_DATA RECORDS_

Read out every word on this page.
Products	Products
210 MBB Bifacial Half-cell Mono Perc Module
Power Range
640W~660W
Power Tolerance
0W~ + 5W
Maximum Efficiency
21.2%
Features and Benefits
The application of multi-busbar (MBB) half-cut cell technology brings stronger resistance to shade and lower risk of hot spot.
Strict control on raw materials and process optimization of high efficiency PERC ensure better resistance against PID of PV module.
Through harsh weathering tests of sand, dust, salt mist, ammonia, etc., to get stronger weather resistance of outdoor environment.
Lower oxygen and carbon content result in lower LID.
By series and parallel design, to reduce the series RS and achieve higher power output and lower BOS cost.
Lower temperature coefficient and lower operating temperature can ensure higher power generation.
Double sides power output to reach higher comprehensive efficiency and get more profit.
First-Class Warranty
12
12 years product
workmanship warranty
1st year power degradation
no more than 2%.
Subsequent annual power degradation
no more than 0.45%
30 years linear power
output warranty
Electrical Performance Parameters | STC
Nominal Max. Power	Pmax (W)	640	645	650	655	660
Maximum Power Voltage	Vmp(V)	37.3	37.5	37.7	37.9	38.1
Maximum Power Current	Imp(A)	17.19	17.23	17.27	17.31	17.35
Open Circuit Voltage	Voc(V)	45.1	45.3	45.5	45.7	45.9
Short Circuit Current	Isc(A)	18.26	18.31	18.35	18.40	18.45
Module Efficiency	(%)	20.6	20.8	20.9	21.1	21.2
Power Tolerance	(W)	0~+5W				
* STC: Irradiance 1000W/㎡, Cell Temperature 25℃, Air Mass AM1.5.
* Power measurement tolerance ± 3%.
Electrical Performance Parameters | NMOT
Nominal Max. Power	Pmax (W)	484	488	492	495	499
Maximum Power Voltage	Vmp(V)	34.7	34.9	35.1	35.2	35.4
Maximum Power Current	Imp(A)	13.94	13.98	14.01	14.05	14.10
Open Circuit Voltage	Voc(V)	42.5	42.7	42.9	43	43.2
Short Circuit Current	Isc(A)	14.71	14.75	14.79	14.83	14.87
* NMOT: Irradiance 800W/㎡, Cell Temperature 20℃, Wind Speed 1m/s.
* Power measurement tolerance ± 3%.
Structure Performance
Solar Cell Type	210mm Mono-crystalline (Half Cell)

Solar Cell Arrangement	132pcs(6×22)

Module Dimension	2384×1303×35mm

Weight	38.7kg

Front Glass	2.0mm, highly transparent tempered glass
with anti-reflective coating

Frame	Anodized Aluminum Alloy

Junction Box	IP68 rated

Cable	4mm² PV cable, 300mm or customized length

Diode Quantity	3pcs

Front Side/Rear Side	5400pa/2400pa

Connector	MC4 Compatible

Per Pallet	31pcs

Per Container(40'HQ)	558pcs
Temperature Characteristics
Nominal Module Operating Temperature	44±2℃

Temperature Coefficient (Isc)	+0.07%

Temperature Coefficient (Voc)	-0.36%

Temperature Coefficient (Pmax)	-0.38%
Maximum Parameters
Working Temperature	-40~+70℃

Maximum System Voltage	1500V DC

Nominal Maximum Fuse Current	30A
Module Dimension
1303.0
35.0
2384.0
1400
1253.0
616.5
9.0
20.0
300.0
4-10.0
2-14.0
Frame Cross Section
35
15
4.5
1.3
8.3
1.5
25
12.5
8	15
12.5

_EXERCISE OBJECTIVE_
Copy each entry exactly, with nothing added or dropped.

_RESPONSE_
Read out every word on this page.
Products	Products
210 MBB Bifacial Half-cell Mono Perc Module
Power Range
640W~660W
Power Tolerance
0W~ + 5W
Maximum Efficiency
21.2%
Features and Benefits
The application of multi-busbar (MBB) half-cut cell technology brings stronger resistance to shade and lower risk of hot spot.
Strict control on raw materials and process optimization of high efficiency PERC ensure better resistance against PID of PV module.
Through harsh weathering tests of sand, dust, salt mist, ammonia, etc., to get stronger weather resistance of outdoor environment.
Lower oxygen and carbon content result in lower LID.
By series and parallel design, to reduce the series RS and achieve higher power output and lower BOS cost.
Lower temperature coefficient and lower operating temperature can ensure higher power generation.
Double sides power output to reach higher comprehensive efficiency and get more profit.
First-Class Warranty
12
12 years product
workmanship warranty
1st year power degradation
no more than 2%.
Subsequent annual power degradation
no more than 0.45%
30 years linear power
output warranty
Electrical Performance Parameters | STC
Nominal Max. Power	Pmax (W)	640	645	650	655	660
Maximum Power Voltage	Vmp(V)	37.3	37.5	37.7	37.9	38.1
Maximum Power Current	Imp(A)	17.19	17.23	17.27	17.31	17.35
Open Circuit Voltage	Voc(V)	45.1	45.3	45.5	45.7	45.9
Short Circuit Current	Isc(A)	18.26	18.31	18.35	18.40	18.45
Module Efficiency	(%)	20.6	20.8	20.9	21.1	21.2
Power Tolerance	(W)	0~+5W				
* STC: Irradiance 1000W/㎡, Cell Temperature 25℃, Air Mass AM1.5.
* Power measurement tolerance ± 3%.
Electrical Performance Parameters | NMOT
Nominal Max. Power	Pmax (W)	484	488	492	495	499
Maximum Power Voltage	Vmp(V)	34.7	34.9	35.1	35.2	35.4
Maximum Power Current	Imp(A)	13.94	13.98	14.01	14.05	14.10
Open Circuit Voltage	Voc(V)	42.5	42.7	42.9	43	43.2
Short Circuit Current	Isc(A)	14.71	14.75	14.79	14.83	14.87
* NMOT: Irradiance 800W/㎡, Cell Temperature 20℃, Wind Speed 1m/s.
* Power measurement tolerance ± 3%.
Structure Performance
Solar Cell Type	210mm Mono-crystalline (Half Cell)

Solar Cell Arrangement	132pcs(6×22)

Module Dimension	2384×1303×35mm

Weight	38.7kg

Front Glass	2.0mm, highly transparent tempered glass
with anti-reflective coating

Frame	Anodized Aluminum Alloy

Junction Box	IP68 rated

Cable	4mm² PV cable, 300mm or customized length

Diode Quantity	3pcs

Front Side/Rear Side	5400pa/2400pa

Connector	MC4 Compatible

Per Pallet	31pcs

Per Container(40'HQ)	558pcs
Temperature Characteristics
Nominal Module Operating Temperature	44±2℃

Temperature Coefficient (Isc)	+0.07%

Temperature Coefficient (Voc)	-0.36%

Temperature Coefficient (Pmax)	-0.38%
Maximum Parameters
Working Temperature	-40~+70℃

Maximum System Voltage	1500V DC

Nominal Maximum Fuse Current	30A
Module Dimension
1303.0
35.0
2384.0
1400
1253.0
616.5
9.0
20.0
300.0
4-10.0
2-14.0
Frame Cross Section
35
15
4.5
1.3
8.3
1.5
25
12.5
8	15
12.5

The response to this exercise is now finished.